A series of items:
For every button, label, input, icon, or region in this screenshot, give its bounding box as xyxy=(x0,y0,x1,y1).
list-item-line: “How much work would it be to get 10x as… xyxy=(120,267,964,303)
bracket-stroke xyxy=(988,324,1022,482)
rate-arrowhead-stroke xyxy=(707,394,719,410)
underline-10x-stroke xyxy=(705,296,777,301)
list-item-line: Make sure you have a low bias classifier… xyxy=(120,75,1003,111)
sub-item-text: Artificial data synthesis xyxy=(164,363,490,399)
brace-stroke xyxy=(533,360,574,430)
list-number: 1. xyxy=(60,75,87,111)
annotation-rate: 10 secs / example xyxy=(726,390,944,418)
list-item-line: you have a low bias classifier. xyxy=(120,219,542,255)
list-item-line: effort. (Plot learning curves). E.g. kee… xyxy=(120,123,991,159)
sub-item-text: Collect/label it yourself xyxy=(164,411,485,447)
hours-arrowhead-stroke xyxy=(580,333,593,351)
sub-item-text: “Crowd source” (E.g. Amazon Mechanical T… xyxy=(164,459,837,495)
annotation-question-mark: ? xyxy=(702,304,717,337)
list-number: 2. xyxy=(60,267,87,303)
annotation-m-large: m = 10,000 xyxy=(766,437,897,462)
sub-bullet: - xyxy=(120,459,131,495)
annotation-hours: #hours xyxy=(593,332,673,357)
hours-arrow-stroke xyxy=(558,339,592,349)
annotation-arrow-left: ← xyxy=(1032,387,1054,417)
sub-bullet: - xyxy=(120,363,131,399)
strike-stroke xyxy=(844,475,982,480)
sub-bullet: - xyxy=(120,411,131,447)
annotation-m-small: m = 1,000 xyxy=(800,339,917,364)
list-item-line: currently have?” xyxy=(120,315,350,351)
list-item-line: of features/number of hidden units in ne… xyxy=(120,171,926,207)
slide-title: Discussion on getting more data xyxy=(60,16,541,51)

| PROBLEM DESCRIPTION |
Locate every line of the items above that contains the string "data", treating uppercase and lowercase as different, and copy each of those lines.

| SOLVED PROBLEM |
sub-item-text: Artificial data synthesis xyxy=(164,363,490,399)
slide-title: Discussion on getting more data xyxy=(60,16,541,51)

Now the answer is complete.